EXERCISE GOAL » Reproduce word for word the lines from the start of the items through the line containing "copy-icon[interactable] <box>58 87", inclusive.
** START OF SOURCE DATA **
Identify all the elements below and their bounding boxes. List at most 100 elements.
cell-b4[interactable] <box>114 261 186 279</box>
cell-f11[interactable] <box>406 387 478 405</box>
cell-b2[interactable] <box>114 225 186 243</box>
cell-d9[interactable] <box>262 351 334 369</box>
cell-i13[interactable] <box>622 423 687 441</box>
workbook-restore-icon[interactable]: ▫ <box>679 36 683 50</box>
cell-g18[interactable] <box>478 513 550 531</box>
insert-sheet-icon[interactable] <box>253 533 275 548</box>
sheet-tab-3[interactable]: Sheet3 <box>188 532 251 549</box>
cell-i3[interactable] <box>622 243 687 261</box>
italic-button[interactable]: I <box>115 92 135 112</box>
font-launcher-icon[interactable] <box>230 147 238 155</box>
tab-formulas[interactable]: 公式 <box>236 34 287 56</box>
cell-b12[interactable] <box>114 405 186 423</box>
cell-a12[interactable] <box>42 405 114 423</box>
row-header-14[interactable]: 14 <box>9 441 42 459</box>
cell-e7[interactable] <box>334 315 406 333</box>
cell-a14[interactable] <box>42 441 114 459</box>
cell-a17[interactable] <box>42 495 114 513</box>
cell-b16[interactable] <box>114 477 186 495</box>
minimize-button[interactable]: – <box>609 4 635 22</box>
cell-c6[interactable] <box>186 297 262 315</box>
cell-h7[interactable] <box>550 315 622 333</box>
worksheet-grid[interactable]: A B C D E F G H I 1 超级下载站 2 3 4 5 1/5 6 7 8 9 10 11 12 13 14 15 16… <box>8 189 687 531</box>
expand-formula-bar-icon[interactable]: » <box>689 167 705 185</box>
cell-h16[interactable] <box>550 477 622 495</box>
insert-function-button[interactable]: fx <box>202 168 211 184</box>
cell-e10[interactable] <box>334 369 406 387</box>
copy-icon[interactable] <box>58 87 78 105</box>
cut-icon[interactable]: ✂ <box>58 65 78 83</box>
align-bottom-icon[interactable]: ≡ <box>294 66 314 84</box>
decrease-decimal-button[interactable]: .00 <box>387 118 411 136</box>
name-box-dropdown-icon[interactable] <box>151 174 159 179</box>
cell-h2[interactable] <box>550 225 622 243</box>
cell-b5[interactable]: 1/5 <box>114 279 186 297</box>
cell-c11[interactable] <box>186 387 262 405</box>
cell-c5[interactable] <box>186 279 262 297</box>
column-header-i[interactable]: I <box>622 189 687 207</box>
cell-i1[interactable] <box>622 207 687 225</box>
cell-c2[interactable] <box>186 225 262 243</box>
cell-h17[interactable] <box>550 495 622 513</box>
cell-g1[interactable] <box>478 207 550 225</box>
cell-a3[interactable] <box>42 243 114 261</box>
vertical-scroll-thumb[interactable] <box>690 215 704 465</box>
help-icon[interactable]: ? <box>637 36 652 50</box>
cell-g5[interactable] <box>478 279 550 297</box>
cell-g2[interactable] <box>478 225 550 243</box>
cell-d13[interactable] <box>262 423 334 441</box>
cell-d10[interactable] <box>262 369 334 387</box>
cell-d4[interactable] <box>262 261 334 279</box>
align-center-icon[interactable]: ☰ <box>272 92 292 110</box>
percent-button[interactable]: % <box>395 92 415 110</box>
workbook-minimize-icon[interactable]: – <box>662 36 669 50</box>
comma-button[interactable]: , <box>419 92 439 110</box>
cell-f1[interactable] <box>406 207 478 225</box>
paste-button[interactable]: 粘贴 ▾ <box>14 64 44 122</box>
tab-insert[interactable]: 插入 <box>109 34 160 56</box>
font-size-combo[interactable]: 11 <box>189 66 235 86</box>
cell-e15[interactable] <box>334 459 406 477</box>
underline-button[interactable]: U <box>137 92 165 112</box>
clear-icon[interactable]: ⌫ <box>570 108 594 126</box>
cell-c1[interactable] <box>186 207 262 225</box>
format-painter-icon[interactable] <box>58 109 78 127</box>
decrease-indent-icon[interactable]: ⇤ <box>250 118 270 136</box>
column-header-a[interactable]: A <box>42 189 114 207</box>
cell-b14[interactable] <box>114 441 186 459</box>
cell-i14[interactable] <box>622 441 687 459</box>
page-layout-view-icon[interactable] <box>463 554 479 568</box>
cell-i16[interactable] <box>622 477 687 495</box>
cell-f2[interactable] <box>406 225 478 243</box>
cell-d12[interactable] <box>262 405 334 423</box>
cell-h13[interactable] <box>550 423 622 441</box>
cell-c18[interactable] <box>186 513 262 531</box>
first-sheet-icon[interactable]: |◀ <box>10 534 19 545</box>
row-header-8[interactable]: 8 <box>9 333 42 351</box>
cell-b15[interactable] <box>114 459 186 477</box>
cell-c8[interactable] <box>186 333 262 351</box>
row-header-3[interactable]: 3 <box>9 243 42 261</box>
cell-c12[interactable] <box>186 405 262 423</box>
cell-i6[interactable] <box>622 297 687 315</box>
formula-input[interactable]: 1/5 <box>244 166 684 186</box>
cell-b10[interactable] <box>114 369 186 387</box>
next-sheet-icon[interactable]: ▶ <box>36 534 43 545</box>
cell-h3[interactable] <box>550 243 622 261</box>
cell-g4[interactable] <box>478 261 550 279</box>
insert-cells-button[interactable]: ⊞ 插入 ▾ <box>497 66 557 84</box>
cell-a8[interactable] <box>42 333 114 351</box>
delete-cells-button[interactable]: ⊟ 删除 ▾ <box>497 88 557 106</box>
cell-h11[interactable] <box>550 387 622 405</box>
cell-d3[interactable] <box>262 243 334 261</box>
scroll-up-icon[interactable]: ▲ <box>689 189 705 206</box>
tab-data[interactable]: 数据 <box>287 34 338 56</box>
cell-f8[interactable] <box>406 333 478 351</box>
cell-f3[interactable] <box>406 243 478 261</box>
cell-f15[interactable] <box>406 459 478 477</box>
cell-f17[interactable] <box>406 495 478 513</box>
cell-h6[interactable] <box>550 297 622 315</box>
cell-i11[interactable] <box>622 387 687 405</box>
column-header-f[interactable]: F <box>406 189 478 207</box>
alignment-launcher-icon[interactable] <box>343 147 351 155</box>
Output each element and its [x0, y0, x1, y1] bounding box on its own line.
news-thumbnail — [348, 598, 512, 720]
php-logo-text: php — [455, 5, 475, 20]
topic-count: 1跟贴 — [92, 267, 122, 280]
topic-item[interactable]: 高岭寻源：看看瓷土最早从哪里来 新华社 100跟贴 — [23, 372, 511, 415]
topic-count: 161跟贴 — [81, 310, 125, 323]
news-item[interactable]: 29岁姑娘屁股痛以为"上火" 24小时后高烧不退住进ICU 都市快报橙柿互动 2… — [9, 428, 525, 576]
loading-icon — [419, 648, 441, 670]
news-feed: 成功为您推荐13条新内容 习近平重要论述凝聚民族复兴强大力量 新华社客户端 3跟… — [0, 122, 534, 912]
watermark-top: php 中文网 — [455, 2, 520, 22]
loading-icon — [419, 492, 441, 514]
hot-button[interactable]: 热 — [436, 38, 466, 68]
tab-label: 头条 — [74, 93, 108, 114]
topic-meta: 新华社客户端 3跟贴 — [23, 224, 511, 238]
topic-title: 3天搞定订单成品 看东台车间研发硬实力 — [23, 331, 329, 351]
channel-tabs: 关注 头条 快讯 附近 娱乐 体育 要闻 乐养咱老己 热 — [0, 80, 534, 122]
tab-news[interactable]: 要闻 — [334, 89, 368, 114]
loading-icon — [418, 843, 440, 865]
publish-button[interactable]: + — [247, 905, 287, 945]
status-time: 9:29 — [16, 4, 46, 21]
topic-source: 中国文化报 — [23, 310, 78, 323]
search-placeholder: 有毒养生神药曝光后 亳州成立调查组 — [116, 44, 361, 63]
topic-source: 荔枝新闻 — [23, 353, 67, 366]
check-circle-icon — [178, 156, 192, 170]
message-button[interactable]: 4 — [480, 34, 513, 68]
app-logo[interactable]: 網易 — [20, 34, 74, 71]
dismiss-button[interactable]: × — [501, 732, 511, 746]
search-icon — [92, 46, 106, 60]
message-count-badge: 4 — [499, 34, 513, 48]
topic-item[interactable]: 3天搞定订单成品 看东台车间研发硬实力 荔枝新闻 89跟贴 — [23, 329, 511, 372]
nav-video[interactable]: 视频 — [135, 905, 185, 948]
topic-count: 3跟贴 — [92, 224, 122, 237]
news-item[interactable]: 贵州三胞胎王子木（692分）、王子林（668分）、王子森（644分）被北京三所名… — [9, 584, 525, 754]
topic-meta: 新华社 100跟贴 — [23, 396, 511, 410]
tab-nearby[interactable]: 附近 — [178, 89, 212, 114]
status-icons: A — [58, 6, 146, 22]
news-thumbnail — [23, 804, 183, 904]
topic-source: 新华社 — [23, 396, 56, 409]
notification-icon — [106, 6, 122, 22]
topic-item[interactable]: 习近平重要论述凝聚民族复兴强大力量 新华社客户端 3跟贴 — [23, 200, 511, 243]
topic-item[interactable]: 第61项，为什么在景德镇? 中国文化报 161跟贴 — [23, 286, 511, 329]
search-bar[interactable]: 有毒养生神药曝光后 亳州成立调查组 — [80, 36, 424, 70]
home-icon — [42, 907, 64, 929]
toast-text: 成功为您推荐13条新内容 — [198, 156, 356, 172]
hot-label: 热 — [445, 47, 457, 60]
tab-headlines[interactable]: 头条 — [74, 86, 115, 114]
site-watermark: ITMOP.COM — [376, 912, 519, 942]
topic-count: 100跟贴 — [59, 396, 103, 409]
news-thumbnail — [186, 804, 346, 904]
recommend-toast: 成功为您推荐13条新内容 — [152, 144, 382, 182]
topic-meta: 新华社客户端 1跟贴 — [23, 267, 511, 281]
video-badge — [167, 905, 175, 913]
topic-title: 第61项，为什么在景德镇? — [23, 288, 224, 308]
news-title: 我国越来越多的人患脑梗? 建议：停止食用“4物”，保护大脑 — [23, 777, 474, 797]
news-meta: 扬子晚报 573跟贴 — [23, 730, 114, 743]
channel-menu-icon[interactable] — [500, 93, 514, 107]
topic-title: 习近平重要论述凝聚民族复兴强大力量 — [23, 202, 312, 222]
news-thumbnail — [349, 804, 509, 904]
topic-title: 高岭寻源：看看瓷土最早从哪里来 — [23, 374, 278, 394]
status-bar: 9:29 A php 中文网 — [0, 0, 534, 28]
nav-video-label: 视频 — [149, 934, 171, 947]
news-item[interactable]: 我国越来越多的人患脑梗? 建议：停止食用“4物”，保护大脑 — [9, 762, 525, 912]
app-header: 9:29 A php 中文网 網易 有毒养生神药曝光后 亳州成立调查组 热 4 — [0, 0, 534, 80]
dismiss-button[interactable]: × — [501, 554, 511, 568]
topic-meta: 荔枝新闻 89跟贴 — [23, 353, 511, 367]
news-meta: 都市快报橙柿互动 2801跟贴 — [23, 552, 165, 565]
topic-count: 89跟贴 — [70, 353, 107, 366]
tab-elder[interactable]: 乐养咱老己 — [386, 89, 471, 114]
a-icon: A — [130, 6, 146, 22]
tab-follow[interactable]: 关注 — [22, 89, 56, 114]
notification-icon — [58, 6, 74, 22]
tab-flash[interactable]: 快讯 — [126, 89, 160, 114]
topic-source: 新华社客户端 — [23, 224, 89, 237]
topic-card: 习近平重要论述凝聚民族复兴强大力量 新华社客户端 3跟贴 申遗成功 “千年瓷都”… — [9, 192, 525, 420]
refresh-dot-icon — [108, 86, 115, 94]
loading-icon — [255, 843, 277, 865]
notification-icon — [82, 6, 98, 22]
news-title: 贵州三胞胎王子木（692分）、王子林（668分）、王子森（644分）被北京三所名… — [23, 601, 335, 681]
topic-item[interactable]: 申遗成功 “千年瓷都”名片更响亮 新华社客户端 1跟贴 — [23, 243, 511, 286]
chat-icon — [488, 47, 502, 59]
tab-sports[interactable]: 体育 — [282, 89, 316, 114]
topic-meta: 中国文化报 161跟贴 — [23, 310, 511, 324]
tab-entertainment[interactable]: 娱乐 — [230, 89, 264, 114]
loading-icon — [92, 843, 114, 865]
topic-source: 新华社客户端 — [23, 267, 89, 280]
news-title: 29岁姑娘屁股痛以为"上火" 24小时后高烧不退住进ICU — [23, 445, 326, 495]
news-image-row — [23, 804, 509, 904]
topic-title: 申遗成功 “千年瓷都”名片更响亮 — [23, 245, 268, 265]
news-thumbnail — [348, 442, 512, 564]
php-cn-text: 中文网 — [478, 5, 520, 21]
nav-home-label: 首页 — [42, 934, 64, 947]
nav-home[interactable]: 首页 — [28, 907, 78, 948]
** END OF SOURCE DATA **
TASK OUTPUT »
Identify all the elements below and their bounding boxes. List at most 100 elements.
cell-b4[interactable] <box>114 261 186 279</box>
cell-f11[interactable] <box>406 387 478 405</box>
cell-b2[interactable] <box>114 225 186 243</box>
cell-d9[interactable] <box>262 351 334 369</box>
cell-i13[interactable] <box>622 423 687 441</box>
workbook-restore-icon[interactable]: ▫ <box>679 36 683 50</box>
cell-g18[interactable] <box>478 513 550 531</box>
insert-sheet-icon[interactable] <box>253 533 275 548</box>
sheet-tab-3[interactable]: Sheet3 <box>188 532 251 549</box>
cell-i3[interactable] <box>622 243 687 261</box>
italic-button[interactable]: I <box>115 92 135 112</box>
font-launcher-icon[interactable] <box>230 147 238 155</box>
tab-formulas[interactable]: 公式 <box>236 34 287 56</box>
cell-b12[interactable] <box>114 405 186 423</box>
cell-a12[interactable] <box>42 405 114 423</box>
row-header-14[interactable]: 14 <box>9 441 42 459</box>
cell-e7[interactable] <box>334 315 406 333</box>
cell-a14[interactable] <box>42 441 114 459</box>
cell-a17[interactable] <box>42 495 114 513</box>
cell-b16[interactable] <box>114 477 186 495</box>
minimize-button[interactable]: – <box>609 4 635 22</box>
cell-c6[interactable] <box>186 297 262 315</box>
cell-h7[interactable] <box>550 315 622 333</box>
worksheet-grid[interactable]: A B C D E F G H I 1 超级下载站 2 3 4 5 1/5 6 7 8 9 10 11 12 13 14 15 16… <box>8 189 687 531</box>
expand-formula-bar-icon[interactable]: » <box>689 167 705 185</box>
cell-h16[interactable] <box>550 477 622 495</box>
insert-function-button[interactable]: fx <box>202 168 211 184</box>
cell-e10[interactable] <box>334 369 406 387</box>
copy-icon[interactable] <box>58 87 78 105</box>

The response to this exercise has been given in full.